§ Problem requirements: The complete listing should be restated exactly.

§ Material for the task:
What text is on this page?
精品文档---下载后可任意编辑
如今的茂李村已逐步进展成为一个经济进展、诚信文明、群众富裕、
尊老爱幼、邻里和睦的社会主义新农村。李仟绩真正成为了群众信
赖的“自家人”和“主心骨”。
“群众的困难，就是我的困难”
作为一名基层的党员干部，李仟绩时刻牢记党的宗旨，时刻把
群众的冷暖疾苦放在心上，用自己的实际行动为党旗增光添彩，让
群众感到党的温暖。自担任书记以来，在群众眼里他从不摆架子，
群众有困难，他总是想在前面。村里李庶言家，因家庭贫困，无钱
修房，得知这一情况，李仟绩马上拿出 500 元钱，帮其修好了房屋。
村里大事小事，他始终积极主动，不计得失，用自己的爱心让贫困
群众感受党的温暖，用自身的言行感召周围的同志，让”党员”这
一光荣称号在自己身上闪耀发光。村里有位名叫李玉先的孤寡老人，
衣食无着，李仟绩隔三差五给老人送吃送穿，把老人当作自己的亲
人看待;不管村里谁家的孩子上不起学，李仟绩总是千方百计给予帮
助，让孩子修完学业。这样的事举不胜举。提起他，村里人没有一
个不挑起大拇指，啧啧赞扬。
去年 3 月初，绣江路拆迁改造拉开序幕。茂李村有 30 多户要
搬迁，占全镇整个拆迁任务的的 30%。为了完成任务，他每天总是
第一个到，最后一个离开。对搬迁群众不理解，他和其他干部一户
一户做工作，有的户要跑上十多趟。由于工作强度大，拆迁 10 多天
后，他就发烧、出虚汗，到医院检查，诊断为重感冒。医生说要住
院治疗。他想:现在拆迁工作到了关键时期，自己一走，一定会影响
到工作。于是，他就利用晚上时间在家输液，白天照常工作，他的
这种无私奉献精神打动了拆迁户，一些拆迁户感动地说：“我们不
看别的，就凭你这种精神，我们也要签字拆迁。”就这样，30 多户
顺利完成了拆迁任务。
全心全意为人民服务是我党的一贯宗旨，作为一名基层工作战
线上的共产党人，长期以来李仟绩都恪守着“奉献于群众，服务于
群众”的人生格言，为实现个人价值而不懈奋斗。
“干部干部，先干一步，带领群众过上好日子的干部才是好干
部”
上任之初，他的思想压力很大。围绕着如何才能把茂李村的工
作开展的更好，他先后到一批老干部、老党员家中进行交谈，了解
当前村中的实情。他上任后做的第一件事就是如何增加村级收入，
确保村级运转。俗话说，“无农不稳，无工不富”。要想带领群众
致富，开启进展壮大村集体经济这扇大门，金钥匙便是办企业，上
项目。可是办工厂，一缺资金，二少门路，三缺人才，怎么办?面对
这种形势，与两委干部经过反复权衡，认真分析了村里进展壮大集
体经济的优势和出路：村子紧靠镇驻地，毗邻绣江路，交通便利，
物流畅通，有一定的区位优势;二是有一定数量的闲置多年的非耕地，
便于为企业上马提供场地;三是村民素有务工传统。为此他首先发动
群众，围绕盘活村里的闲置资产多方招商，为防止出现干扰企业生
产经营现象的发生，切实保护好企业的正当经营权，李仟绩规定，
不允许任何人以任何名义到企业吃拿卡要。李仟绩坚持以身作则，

§ Expected answer:
What text is on this page?
精品文档---下载后可任意编辑
如今的茂李村已逐步进展成为一个经济进展、诚信文明、群众富裕、
尊老爱幼、邻里和睦的社会主义新农村。李仟绩真正成为了群众信
赖的“自家人”和“主心骨”。
“群众的困难，就是我的困难”
作为一名基层的党员干部，李仟绩时刻牢记党的宗旨，时刻把
群众的冷暖疾苦放在心上，用自己的实际行动为党旗增光添彩，让
群众感到党的温暖。自担任书记以来，在群众眼里他从不摆架子，
群众有困难，他总是想在前面。村里李庶言家，因家庭贫困，无钱
修房，得知这一情况，李仟绩马上拿出 500 元钱，帮其修好了房屋。
村里大事小事，他始终积极主动，不计得失，用自己的爱心让贫困
群众感受党的温暖，用自身的言行感召周围的同志，让”党员”这
一光荣称号在自己身上闪耀发光。村里有位名叫李玉先的孤寡老人，
衣食无着，李仟绩隔三差五给老人送吃送穿，把老人当作自己的亲
人看待;不管村里谁家的孩子上不起学，李仟绩总是千方百计给予帮
助，让孩子修完学业。这样的事举不胜举。提起他，村里人没有一
个不挑起大拇指，啧啧赞扬。
去年 3 月初，绣江路拆迁改造拉开序幕。茂李村有 30 多户要
搬迁，占全镇整个拆迁任务的的 30%。为了完成任务，他每天总是
第一个到，最后一个离开。对搬迁群众不理解，他和其他干部一户
一户做工作，有的户要跑上十多趟。由于工作强度大，拆迁 10 多天
后，他就发烧、出虚汗，到医院检查，诊断为重感冒。医生说要住
院治疗。他想:现在拆迁工作到了关键时期，自己一走，一定会影响
到工作。于是，他就利用晚上时间在家输液，白天照常工作，他的
这种无私奉献精神打动了拆迁户，一些拆迁户感动地说：“我们不
看别的，就凭你这种精神，我们也要签字拆迁。”就这样，30 多户
顺利完成了拆迁任务。
全心全意为人民服务是我党的一贯宗旨，作为一名基层工作战
线上的共产党人，长期以来李仟绩都恪守着“奉献于群众，服务于
群众”的人生格言，为实现个人价值而不懈奋斗。
“干部干部，先干一步，带领群众过上好日子的干部才是好干
部”
上任之初，他的思想压力很大。围绕着如何才能把茂李村的工
作开展的更好，他先后到一批老干部、老党员家中进行交谈，了解
当前村中的实情。他上任后做的第一件事就是如何增加村级收入，
确保村级运转。俗话说，“无农不稳，无工不富”。要想带领群众
致富，开启进展壮大村集体经济这扇大门，金钥匙便是办企业，上
项目。可是办工厂，一缺资金，二少门路，三缺人才，怎么办?面对
这种形势，与两委干部经过反复权衡，认真分析了村里进展壮大集
体经济的优势和出路：村子紧靠镇驻地，毗邻绣江路，交通便利，
物流畅通，有一定的区位优势;二是有一定数量的闲置多年的非耕地，
便于为企业上马提供场地;三是村民素有务工传统。为此他首先发动
群众，围绕盘活村里的闲置资产多方招商，为防止出现干扰企业生
产经营现象的发生，切实保护好企业的正当经营权，李仟绩规定，
不允许任何人以任何名义到企业吃拿卡要。李仟绩坚持以身作则，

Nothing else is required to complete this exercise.